Written instruction> Give back each entry unchanged, minus pictures.

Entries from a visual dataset
┄┄┄┄┄┄┄┄┄┄┄┄┄┄┄┄┄┄┄┄
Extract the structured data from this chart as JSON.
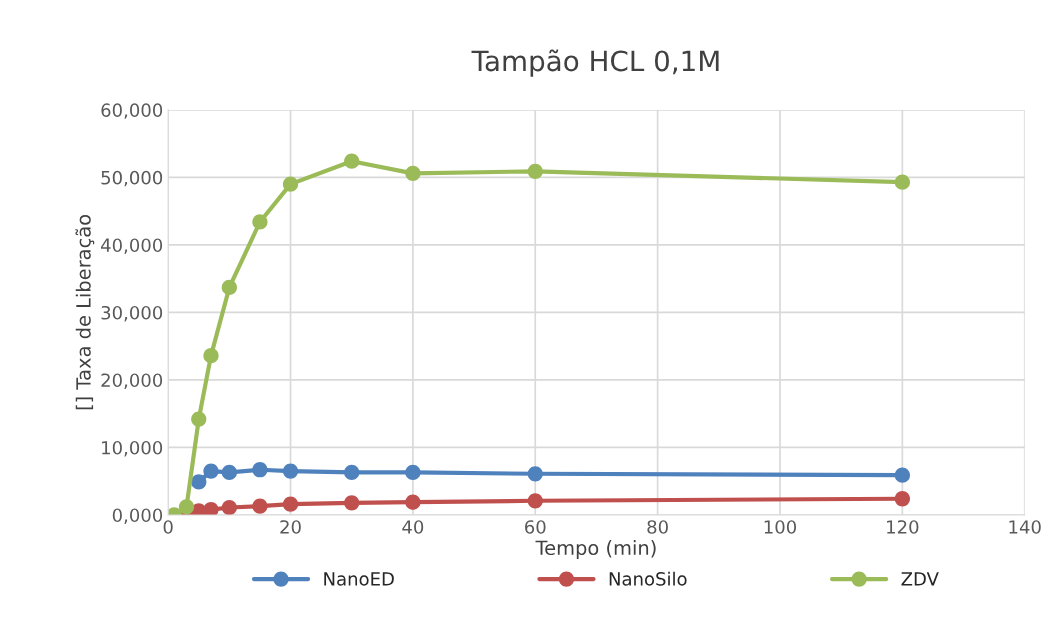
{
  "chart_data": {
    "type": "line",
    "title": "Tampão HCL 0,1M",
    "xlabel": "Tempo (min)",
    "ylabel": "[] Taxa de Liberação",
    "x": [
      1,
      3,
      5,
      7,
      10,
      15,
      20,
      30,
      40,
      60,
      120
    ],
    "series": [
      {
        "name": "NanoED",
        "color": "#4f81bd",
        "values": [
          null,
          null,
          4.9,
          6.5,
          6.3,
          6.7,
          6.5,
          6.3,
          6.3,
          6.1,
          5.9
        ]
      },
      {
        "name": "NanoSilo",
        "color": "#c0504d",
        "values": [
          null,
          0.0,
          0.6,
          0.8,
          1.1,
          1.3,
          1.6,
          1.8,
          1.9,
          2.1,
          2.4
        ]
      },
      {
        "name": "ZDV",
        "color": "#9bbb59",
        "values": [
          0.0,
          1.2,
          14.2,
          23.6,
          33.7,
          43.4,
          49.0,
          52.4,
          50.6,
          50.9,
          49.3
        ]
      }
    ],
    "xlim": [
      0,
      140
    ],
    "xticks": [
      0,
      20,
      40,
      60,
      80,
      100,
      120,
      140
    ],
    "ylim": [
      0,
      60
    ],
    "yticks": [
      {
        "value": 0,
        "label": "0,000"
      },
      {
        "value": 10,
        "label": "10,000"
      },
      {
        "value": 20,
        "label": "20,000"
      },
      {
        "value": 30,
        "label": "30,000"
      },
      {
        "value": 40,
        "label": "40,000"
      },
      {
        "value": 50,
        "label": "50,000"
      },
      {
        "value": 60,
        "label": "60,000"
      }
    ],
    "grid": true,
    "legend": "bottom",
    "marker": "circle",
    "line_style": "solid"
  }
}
┄┄┄┄┄┄┄┄┄┄┄┄┄┄┄┄┄┄┄┄
Exercise output>
Extract the structured data from this chart as JSON.
{
  "chart_data": {
    "type": "line",
    "title": "Tampão HCL 0,1M",
    "xlabel": "Tempo (min)",
    "ylabel": "[] Taxa de Liberação",
    "x": [
      1,
      3,
      5,
      7,
      10,
      15,
      20,
      30,
      40,
      60,
      120
    ],
    "series": [
      {
        "name": "NanoED",
        "color": "#4f81bd",
        "values": [
          null,
          null,
          4.9,
          6.5,
          6.3,
          6.7,
          6.5,
          6.3,
          6.3,
          6.1,
          5.9
        ]
      },
      {
        "name": "NanoSilo",
        "color": "#c0504d",
        "values": [
          null,
          0.0,
          0.6,
          0.8,
          1.1,
          1.3,
          1.6,
          1.8,
          1.9,
          2.1,
          2.4
        ]
      },
      {
        "name": "ZDV",
        "color": "#9bbb59",
        "values": [
          0.0,
          1.2,
          14.2,
          23.6,
          33.7,
          43.4,
          49.0,
          52.4,
          50.6,
          50.9,
          49.3
        ]
      }
    ],
    "xlim": [
      0,
      140
    ],
    "xticks": [
      0,
      20,
      40,
      60,
      80,
      100,
      120,
      140
    ],
    "ylim": [
      0,
      60
    ],
    "yticks": [
      {
        "value": 0,
        "label": "0,000"
      },
      {
        "value": 10,
        "label": "10,000"
      },
      {
        "value": 20,
        "label": "20,000"
      },
      {
        "value": 30,
        "label": "30,000"
      },
      {
        "value": 40,
        "label": "40,000"
      },
      {
        "value": 50,
        "label": "50,000"
      },
      {
        "value": 60,
        "label": "60,000"
      }
    ],
    "grid": true,
    "legend": "bottom",
    "marker": "circle",
    "line_style": "solid"
  }
}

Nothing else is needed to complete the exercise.